“Tomar un nuevo
vuelo de libertad”
Desde siempre tuve miedo al mar, su grandeza y majestad
me intimidan; para mí el mar resultaba algo tan grandioso como infranqueable.
Ante su inmensidad me sentía tan pequeña e impotente, que me refugiaba en el
miedo y temor. Desde siempre he preferido la montaña, pues la montaña la
encuentro más “abordable” para mí; me da más seguridad y confianza. Ante el mar
me pasa como a Pedro: tengo miedo de hundirme, de caer en el vacío. El vacío,
siempre ha sido para mí una sensación de pánico, difícil de explicar. El vacío
y la nada van juntos, y esto, me horroriza. ¡Misteriosa realidad! ¡Sólo de
pensarlo me entra vértigo! Esta nada y vacio, nada tiene que ver con “las
Nadas” de San Juan de la Cruz que, justamente, es un vaciarse de todo aquello
que llena el espacio de nuestro ser, para dejarlo más “limpio”, más “puro” “sin
nada”, con el fin de que sea Dios, y sólo Dios, quien lo llene; y de esta
manera vivamos de su plenitud, de su Presencia. Entonces ya no hay vacio, pues
Su Presencia llena plenamente la capacidad de la creatura.

*Datos de trabajo*
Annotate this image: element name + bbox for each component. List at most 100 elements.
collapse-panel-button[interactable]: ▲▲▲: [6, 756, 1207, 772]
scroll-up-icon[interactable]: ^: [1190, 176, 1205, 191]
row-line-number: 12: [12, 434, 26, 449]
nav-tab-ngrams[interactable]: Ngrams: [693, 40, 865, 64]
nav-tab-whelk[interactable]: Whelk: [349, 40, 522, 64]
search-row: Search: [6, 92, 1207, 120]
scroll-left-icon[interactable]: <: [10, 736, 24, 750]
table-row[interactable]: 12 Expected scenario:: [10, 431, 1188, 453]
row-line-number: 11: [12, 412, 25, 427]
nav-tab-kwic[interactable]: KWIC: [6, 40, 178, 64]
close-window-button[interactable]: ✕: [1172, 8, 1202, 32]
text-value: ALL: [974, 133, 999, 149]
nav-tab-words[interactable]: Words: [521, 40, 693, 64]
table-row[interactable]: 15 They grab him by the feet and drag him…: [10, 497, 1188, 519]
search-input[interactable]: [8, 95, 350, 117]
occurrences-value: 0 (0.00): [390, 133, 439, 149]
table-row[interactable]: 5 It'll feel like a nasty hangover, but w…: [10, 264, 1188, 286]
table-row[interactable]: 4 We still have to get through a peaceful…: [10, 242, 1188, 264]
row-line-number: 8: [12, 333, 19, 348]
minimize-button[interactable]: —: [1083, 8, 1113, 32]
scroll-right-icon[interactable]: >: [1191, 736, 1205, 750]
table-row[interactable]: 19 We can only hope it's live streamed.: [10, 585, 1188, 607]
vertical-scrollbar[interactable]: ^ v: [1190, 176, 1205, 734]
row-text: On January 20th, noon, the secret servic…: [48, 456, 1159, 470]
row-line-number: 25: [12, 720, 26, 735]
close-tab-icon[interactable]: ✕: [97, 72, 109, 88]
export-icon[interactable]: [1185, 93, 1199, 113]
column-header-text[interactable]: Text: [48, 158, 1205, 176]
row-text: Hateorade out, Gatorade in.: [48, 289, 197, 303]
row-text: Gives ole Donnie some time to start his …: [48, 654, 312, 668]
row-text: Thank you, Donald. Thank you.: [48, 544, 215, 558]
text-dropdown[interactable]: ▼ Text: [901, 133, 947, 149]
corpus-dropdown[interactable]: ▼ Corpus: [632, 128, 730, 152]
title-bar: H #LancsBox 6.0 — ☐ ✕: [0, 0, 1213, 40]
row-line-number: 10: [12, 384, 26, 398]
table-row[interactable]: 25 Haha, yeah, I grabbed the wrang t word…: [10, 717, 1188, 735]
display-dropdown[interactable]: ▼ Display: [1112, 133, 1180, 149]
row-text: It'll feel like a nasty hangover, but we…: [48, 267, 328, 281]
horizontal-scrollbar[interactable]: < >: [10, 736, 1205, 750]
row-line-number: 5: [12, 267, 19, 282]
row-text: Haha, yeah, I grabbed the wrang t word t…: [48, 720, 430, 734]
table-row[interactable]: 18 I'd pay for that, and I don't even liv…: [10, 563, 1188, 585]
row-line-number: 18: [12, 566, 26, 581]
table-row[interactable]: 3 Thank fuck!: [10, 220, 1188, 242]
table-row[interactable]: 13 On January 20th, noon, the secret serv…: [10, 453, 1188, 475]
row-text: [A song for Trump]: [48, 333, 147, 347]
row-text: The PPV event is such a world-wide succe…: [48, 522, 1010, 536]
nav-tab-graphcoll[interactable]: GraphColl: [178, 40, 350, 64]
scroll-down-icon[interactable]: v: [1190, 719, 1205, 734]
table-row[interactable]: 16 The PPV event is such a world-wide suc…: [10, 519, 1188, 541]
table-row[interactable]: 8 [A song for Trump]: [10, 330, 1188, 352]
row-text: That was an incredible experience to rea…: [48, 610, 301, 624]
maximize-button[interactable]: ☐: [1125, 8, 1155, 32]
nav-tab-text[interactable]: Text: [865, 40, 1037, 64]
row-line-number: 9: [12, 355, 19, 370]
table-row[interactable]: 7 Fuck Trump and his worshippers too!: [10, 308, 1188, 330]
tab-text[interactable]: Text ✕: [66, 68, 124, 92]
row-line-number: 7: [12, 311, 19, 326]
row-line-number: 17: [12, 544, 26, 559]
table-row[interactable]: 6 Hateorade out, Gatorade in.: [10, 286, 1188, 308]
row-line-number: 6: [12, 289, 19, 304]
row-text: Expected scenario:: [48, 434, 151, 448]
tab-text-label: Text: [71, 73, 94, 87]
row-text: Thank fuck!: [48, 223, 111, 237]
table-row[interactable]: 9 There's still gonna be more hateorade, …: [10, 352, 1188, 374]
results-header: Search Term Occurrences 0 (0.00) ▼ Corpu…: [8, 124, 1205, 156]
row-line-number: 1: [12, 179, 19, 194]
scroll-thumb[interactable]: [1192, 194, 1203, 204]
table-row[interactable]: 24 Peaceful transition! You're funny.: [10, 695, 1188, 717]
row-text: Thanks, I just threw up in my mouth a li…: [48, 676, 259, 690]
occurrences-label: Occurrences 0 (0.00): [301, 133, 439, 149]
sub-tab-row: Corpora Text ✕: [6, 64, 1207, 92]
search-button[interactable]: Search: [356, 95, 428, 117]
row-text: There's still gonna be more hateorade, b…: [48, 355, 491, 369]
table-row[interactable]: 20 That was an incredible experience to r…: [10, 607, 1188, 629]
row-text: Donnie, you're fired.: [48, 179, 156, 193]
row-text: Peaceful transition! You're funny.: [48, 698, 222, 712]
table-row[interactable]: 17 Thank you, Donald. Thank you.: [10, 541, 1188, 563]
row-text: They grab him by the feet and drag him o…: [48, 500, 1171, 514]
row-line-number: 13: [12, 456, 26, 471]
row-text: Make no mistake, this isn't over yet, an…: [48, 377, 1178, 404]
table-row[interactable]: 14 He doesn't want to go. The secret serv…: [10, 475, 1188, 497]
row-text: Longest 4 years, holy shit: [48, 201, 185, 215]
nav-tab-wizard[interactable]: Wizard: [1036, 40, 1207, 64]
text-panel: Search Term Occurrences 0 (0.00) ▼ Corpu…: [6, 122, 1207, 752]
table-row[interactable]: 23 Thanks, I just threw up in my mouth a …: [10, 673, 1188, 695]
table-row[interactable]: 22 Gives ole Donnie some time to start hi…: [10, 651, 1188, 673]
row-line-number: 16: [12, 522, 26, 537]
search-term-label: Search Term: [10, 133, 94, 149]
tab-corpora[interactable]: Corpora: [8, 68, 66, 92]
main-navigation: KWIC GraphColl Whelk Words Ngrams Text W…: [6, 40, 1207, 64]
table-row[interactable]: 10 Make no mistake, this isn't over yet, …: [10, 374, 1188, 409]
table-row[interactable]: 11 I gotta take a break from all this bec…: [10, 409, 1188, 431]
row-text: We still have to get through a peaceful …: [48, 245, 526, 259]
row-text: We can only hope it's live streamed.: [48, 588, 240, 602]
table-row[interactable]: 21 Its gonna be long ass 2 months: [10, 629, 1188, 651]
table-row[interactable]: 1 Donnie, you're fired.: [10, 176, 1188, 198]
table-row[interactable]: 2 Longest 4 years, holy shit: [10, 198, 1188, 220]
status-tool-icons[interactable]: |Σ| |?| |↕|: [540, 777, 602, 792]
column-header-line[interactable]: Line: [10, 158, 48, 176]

*Tareas*
a) Imprime sin cambios las líneas de las entradas, desde la primera hasta la que contiene "nav-tab-whelk[interactable]: Whelk: [349, 40, 522, 64]", ambas incluidas.
b) Continúa el texto sobre el miedo al mar a partir de donde termina.
El texto sobre el miedo al mar no tiene nada que ver con las entradas.

*Respuestas en orden*
a)
Annotate this image: element name + bbox for each component. List at most 100 elements.
collapse-panel-button[interactable]: ▲▲▲: [6, 756, 1207, 772]
scroll-up-icon[interactable]: ^: [1190, 176, 1205, 191]
row-line-number: 12: [12, 434, 26, 449]
nav-tab-ngrams[interactable]: Ngrams: [693, 40, 865, 64]
nav-tab-whelk[interactable]: Whelk: [349, 40, 522, 64]

b)
Este tiempo, viviendo a la orilla del mar, en mí se ha
cambiado el miedo y temor en la admiración de su grandeza, en la contemplación
de su belleza, esa belleza que recibe de su Creador. Para adentrarme mar
adentro, he tenido que pasar muchas horas contemplando su inmensidad, pasearme
junto a él y sentir la brisa suave de sus olas impregnadas de fragancia
frescura y suavidad; para que en mí se realizase esta transformación y cesase
el miedo y termo. El hecho de vivir cierto tiempo a orillas del mar ha hecho
que se diese ese cambio, aunque para mí, la montaña sigue teniendo su
prioridad.
Cuando escribo estas líneas me encuentro junto al mar, en
la puerta de la ermita de san Roque, Garachico, Tenerife. Hace un día
maravilloso, primaveral y no me he resistido a la “tentación” de dejar mi
ordenador, es decir, mi trabajo, para concederme el “regalo” de estar cerca,
mirar, contemplar y admirar el gran espectáculo que resulta la alta marea, ¡algo
extraordinario! Me entusiasma contemplar esos cambios que a lo largo del día
pueden realizarse en el mar.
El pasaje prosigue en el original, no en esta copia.